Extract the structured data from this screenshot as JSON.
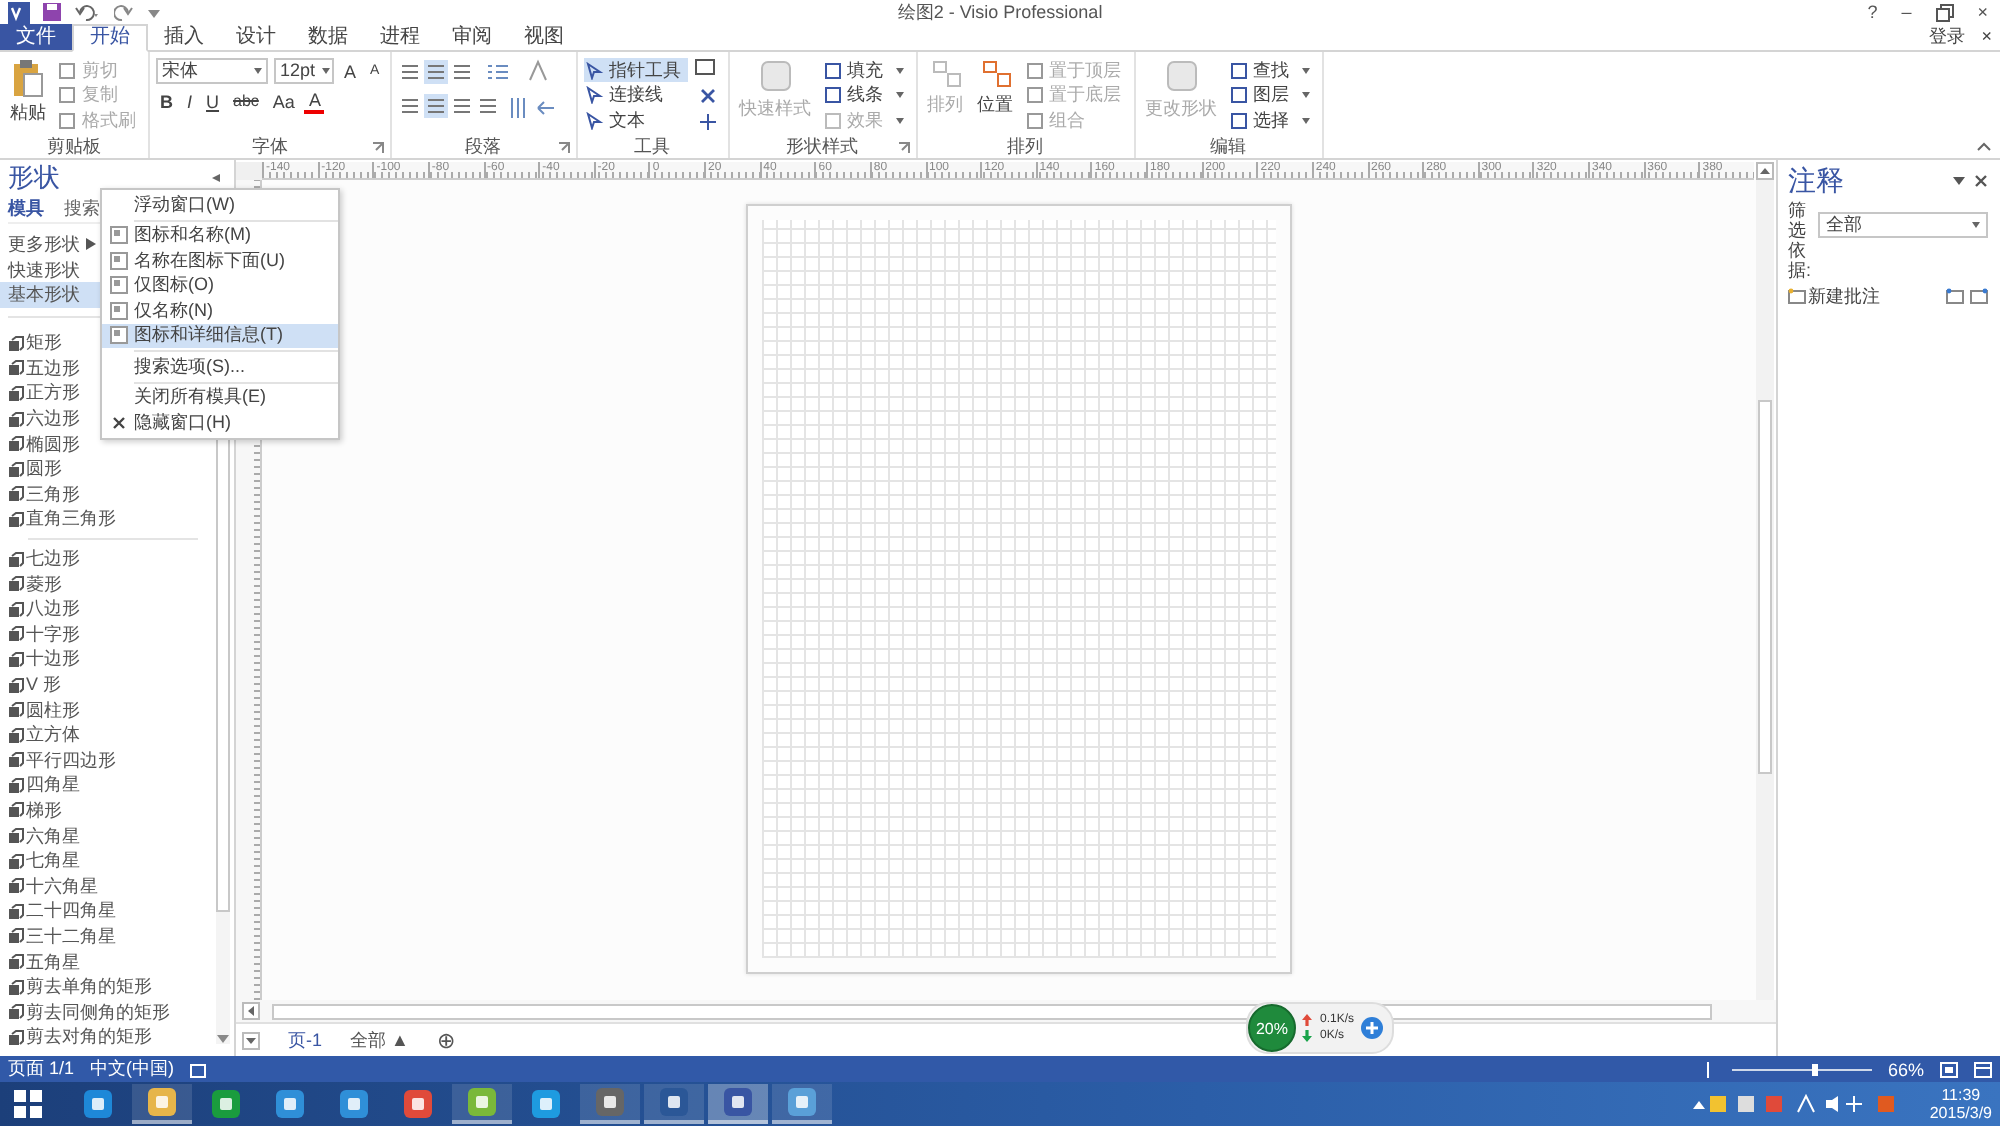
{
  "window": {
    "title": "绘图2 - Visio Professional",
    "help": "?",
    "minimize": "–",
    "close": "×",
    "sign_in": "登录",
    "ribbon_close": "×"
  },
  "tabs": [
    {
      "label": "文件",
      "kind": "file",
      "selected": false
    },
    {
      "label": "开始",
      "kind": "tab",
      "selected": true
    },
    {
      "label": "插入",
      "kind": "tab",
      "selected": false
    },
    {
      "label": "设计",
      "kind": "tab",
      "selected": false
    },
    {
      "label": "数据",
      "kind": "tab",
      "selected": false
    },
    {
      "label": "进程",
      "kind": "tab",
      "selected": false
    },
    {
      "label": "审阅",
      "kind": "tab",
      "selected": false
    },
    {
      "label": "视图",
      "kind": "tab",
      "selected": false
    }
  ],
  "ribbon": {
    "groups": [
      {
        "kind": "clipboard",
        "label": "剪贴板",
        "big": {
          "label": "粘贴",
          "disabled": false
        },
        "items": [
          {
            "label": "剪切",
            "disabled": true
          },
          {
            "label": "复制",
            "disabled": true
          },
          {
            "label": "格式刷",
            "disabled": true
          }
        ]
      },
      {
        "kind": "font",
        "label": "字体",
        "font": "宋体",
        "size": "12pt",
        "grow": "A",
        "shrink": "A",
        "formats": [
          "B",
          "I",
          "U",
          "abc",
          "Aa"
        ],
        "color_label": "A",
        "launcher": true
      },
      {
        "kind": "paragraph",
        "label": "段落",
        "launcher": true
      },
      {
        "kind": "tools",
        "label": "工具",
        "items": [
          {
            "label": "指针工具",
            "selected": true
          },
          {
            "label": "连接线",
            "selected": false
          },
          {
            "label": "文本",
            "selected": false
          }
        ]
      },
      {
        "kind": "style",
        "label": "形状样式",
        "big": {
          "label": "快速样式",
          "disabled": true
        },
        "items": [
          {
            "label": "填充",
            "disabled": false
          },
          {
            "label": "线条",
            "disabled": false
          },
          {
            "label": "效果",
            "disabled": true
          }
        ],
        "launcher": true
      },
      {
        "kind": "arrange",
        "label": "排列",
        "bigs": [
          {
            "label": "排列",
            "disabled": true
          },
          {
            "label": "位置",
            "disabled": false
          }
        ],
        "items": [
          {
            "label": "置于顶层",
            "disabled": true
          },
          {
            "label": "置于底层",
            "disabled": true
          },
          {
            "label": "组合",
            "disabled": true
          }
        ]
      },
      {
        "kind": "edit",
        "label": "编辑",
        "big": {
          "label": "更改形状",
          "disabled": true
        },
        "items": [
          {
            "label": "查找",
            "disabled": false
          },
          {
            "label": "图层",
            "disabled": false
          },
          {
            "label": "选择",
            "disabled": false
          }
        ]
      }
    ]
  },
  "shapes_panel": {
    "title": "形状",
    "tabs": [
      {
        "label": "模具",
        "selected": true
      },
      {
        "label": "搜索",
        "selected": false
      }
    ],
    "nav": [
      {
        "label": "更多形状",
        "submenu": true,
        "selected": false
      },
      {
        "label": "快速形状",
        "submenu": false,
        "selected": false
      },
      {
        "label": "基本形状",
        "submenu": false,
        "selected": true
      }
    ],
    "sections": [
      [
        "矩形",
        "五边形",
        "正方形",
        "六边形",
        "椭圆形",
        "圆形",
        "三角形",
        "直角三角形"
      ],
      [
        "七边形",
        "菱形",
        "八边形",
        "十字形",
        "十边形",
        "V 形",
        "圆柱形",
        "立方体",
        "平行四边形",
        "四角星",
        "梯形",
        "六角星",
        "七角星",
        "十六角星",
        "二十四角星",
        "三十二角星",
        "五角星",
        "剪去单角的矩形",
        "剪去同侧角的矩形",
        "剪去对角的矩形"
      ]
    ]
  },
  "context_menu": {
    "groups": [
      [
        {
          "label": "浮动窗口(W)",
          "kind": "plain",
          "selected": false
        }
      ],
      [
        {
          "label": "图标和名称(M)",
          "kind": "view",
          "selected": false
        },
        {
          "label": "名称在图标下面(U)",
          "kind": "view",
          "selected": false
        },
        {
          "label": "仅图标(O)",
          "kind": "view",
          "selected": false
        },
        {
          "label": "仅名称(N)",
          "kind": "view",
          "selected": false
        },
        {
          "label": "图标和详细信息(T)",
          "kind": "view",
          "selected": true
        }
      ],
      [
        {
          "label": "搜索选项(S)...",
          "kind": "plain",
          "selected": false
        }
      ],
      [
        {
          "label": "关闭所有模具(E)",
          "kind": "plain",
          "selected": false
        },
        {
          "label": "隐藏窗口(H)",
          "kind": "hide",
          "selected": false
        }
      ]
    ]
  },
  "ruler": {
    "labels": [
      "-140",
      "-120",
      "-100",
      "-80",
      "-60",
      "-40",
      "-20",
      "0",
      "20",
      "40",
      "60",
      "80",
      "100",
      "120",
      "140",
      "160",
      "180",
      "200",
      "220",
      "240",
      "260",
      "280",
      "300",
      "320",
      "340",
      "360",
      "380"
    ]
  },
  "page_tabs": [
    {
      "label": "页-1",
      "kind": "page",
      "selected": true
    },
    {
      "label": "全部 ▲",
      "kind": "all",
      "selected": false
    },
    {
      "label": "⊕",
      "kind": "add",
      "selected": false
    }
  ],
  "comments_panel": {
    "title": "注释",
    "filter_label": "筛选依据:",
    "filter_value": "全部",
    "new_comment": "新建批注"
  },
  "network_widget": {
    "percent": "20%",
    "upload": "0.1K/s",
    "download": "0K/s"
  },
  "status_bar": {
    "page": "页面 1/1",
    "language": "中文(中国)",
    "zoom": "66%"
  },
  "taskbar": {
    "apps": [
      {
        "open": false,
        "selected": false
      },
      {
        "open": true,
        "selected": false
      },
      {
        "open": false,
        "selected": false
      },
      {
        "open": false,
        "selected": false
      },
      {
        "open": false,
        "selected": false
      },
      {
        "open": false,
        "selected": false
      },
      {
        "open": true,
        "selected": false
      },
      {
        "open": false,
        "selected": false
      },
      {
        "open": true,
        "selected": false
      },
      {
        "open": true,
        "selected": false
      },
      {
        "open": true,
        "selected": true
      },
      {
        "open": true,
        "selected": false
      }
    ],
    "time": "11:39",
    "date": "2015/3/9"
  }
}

- - - -

▸ **Direction**: Without the pictures, restate each entry exactly.

▸ **The completed task**:
Extract the structured data from this screenshot as JSON.
{
  "window": {
    "title": "绘图2 - Visio Professional",
    "help": "?",
    "minimize": "–",
    "close": "×",
    "sign_in": "登录",
    "ribbon_close": "×"
  },
  "tabs": [
    {
      "label": "文件",
      "kind": "file",
      "selected": false
    },
    {
      "label": "开始",
      "kind": "tab",
      "selected": true
    },
    {
      "label": "插入",
      "kind": "tab",
      "selected": false
    },
    {
      "label": "设计",
      "kind": "tab",
      "selected": false
    },
    {
      "label": "数据",
      "kind": "tab",
      "selected": false
    },
    {
      "label": "进程",
      "kind": "tab",
      "selected": false
    },
    {
      "label": "审阅",
      "kind": "tab",
      "selected": false
    },
    {
      "label": "视图",
      "kind": "tab",
      "selected": false
    }
  ],
  "ribbon": {
    "groups": [
      {
        "kind": "clipboard",
        "label": "剪贴板",
        "big": {
          "label": "粘贴",
          "disabled": false
        },
        "items": [
          {
            "label": "剪切",
            "disabled": true
          },
          {
            "label": "复制",
            "disabled": true
          },
          {
            "label": "格式刷",
            "disabled": true
          }
        ]
      },
      {
        "kind": "font",
        "label": "字体",
        "font": "宋体",
        "size": "12pt",
        "grow": "A",
        "shrink": "A",
        "formats": [
          "B",
          "I",
          "U",
          "abc",
          "Aa"
        ],
        "color_label": "A",
        "launcher": true
      },
      {
        "kind": "paragraph",
        "label": "段落",
        "launcher": true
      },
      {
        "kind": "tools",
        "label": "工具",
        "items": [
          {
            "label": "指针工具",
            "selected": true
          },
          {
            "label": "连接线",
            "selected": false
          },
          {
            "label": "文本",
            "selected": false
          }
        ]
      },
      {
        "kind": "style",
        "label": "形状样式",
        "big": {
          "label": "快速样式",
          "disabled": true
        },
        "items": [
          {
            "label": "填充",
            "disabled": false
          },
          {
            "label": "线条",
            "disabled": false
          },
          {
            "label": "效果",
            "disabled": true
          }
        ],
        "launcher": true
      },
      {
        "kind": "arrange",
        "label": "排列",
        "bigs": [
          {
            "label": "排列",
            "disabled": true
          },
          {
            "label": "位置",
            "disabled": false
          }
        ],
        "items": [
          {
            "label": "置于顶层",
            "disabled": true
          },
          {
            "label": "置于底层",
            "disabled": true
          },
          {
            "label": "组合",
            "disabled": true
          }
        ]
      },
      {
        "kind": "edit",
        "label": "编辑",
        "big": {
          "label": "更改形状",
          "disabled": true
        },
        "items": [
          {
            "label": "查找",
            "disabled": false
          },
          {
            "label": "图层",
            "disabled": false
          },
          {
            "label": "选择",
            "disabled": false
          }
        ]
      }
    ]
  },
  "shapes_panel": {
    "title": "形状",
    "tabs": [
      {
        "label": "模具",
        "selected": true
      },
      {
        "label": "搜索",
        "selected": false
      }
    ],
    "nav": [
      {
        "label": "更多形状",
        "submenu": true,
        "selected": false
      },
      {
        "label": "快速形状",
        "submenu": false,
        "selected": false
      },
      {
        "label": "基本形状",
        "submenu": false,
        "selected": true
      }
    ],
    "sections": [
      [
        "矩形",
        "五边形",
        "正方形",
        "六边形",
        "椭圆形",
        "圆形",
        "三角形",
        "直角三角形"
      ],
      [
        "七边形",
        "菱形",
        "八边形",
        "十字形",
        "十边形",
        "V 形",
        "圆柱形",
        "立方体",
        "平行四边形",
        "四角星",
        "梯形",
        "六角星",
        "七角星",
        "十六角星",
        "二十四角星",
        "三十二角星",
        "五角星",
        "剪去单角的矩形",
        "剪去同侧角的矩形",
        "剪去对角的矩形"
      ]
    ]
  },
  "context_menu": {
    "groups": [
      [
        {
          "label": "浮动窗口(W)",
          "kind": "plain",
          "selected": false
        }
      ],
      [
        {
          "label": "图标和名称(M)",
          "kind": "view",
          "selected": false
        },
        {
          "label": "名称在图标下面(U)",
          "kind": "view",
          "selected": false
        },
        {
          "label": "仅图标(O)",
          "kind": "view",
          "selected": false
        },
        {
          "label": "仅名称(N)",
          "kind": "view",
          "selected": false
        },
        {
          "label": "图标和详细信息(T)",
          "kind": "view",
          "selected": true
        }
      ],
      [
        {
          "label": "搜索选项(S)...",
          "kind": "plain",
          "selected": false
        }
      ],
      [
        {
          "label": "关闭所有模具(E)",
          "kind": "plain",
          "selected": false
        },
        {
          "label": "隐藏窗口(H)",
          "kind": "hide",
          "selected": false
        }
      ]
    ]
  },
  "ruler": {
    "labels": [
      "-140",
      "-120",
      "-100",
      "-80",
      "-60",
      "-40",
      "-20",
      "0",
      "20",
      "40",
      "60",
      "80",
      "100",
      "120",
      "140",
      "160",
      "180",
      "200",
      "220",
      "240",
      "260",
      "280",
      "300",
      "320",
      "340",
      "360",
      "380"
    ]
  },
  "page_tabs": [
    {
      "label": "页-1",
      "kind": "page",
      "selected": true
    },
    {
      "label": "全部 ▲",
      "kind": "all",
      "selected": false
    },
    {
      "label": "⊕",
      "kind": "add",
      "selected": false
    }
  ],
  "comments_panel": {
    "title": "注释",
    "filter_label": "筛选依据:",
    "filter_value": "全部",
    "new_comment": "新建批注"
  },
  "network_widget": {
    "percent": "20%",
    "upload": "0.1K/s",
    "download": "0K/s"
  },
  "status_bar": {
    "page": "页面 1/1",
    "language": "中文(中国)",
    "zoom": "66%"
  },
  "taskbar": {
    "apps": [
      {
        "open": false,
        "selected": false
      },
      {
        "open": true,
        "selected": false
      },
      {
        "open": false,
        "selected": false
      },
      {
        "open": false,
        "selected": false
      },
      {
        "open": false,
        "selected": false
      },
      {
        "open": false,
        "selected": false
      },
      {
        "open": true,
        "selected": false
      },
      {
        "open": false,
        "selected": false
      },
      {
        "open": true,
        "selected": false
      },
      {
        "open": true,
        "selected": false
      },
      {
        "open": true,
        "selected": true
      },
      {
        "open": true,
        "selected": false
      }
    ],
    "time": "11:39",
    "date": "2015/3/9"
  }
}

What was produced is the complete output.